## [Required task]
For the entries that follow, state how many lines include the word "this", giving the number and nothing else.

## [Data to use]
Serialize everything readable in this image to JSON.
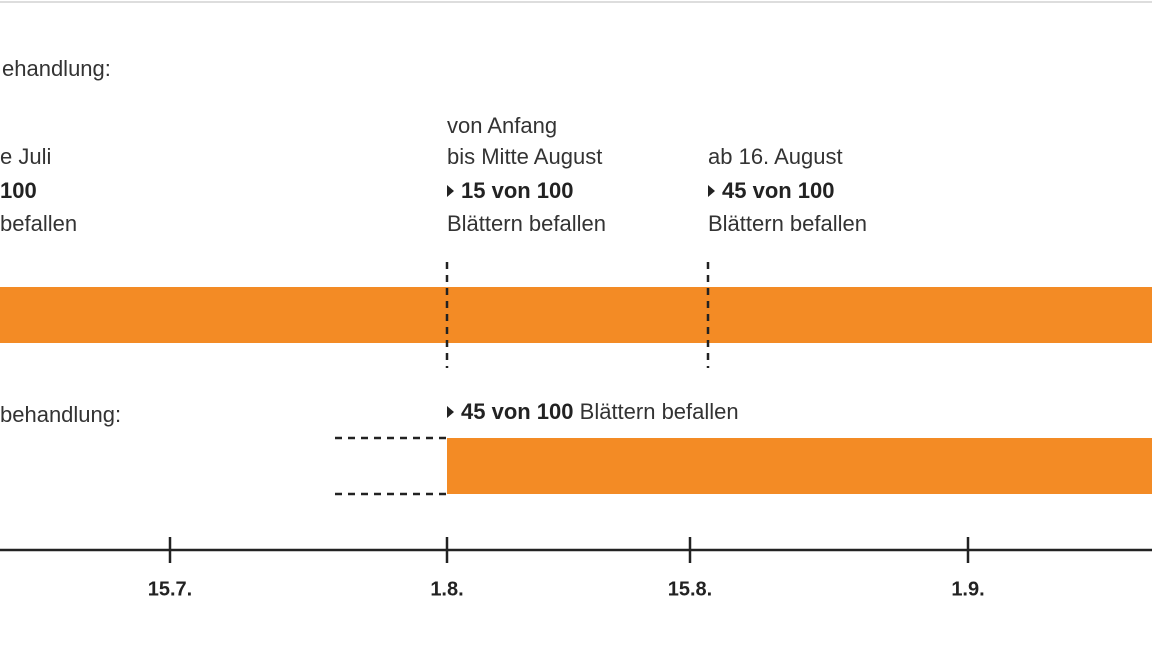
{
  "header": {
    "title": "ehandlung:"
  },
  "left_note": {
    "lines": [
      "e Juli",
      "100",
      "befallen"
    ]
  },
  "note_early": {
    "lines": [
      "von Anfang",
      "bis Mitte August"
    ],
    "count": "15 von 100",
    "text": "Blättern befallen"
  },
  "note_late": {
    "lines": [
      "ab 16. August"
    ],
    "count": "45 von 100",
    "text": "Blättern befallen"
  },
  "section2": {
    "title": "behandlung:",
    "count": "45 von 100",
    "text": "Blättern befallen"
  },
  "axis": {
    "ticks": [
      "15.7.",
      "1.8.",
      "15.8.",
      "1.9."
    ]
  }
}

* * *

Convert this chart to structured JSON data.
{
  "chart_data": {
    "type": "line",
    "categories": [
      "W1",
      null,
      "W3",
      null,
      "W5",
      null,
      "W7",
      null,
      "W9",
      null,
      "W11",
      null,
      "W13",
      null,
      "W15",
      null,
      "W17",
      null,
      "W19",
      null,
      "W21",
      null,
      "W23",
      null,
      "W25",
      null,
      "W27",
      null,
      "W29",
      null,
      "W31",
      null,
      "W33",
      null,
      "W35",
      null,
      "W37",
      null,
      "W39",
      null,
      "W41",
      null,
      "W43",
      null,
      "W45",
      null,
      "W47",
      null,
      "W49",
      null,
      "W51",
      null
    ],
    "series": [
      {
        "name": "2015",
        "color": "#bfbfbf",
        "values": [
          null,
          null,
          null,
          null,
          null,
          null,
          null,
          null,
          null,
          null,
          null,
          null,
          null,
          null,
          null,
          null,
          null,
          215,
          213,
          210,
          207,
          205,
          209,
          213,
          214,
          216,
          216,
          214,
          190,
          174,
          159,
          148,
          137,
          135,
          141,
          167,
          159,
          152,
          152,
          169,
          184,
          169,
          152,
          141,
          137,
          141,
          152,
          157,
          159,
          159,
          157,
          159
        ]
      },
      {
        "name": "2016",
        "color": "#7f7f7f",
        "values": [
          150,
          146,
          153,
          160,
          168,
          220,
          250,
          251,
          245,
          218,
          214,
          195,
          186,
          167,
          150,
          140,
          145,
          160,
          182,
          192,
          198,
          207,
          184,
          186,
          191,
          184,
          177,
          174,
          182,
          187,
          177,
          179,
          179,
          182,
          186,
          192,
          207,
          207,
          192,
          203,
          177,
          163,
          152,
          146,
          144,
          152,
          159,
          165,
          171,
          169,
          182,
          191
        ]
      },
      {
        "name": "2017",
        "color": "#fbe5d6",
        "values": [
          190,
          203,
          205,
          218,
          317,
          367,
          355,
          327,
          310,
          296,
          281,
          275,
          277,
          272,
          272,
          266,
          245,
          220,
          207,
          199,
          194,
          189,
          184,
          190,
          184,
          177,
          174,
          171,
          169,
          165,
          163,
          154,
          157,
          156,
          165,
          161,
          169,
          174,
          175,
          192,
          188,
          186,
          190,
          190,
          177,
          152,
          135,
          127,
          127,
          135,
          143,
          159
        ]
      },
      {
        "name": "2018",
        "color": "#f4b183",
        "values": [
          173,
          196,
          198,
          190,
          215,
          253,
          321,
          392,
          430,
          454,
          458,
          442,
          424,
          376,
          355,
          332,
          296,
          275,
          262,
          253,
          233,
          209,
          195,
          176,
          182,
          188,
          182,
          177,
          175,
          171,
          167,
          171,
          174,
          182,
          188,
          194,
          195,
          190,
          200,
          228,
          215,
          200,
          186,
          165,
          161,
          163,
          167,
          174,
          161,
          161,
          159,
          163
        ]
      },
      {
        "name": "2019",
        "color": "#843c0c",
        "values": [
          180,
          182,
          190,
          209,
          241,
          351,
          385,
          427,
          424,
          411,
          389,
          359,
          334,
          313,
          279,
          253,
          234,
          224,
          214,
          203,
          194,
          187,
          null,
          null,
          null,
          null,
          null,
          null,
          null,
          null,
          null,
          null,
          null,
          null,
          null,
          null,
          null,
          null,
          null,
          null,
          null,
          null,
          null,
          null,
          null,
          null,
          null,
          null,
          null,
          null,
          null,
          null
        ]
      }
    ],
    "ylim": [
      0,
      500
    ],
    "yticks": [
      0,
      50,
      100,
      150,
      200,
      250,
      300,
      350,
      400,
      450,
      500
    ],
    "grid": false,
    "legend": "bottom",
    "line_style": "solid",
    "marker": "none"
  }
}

==

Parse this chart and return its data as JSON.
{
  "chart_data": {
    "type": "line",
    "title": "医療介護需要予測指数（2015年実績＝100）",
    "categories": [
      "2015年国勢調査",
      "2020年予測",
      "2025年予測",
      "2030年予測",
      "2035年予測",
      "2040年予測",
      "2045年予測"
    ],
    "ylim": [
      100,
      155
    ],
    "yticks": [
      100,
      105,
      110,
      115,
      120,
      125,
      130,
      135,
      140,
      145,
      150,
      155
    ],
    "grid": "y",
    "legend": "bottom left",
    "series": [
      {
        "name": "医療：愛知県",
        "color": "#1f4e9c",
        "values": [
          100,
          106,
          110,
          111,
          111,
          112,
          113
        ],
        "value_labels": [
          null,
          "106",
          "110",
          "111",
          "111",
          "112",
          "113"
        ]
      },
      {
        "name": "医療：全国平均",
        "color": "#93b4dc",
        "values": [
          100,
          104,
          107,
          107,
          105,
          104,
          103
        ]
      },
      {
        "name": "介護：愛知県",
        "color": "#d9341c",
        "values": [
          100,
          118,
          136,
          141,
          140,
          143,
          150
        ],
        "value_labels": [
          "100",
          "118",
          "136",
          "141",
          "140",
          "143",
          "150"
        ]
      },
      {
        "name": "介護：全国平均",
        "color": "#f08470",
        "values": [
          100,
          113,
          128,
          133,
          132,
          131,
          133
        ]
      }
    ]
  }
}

## [Complete answer]
3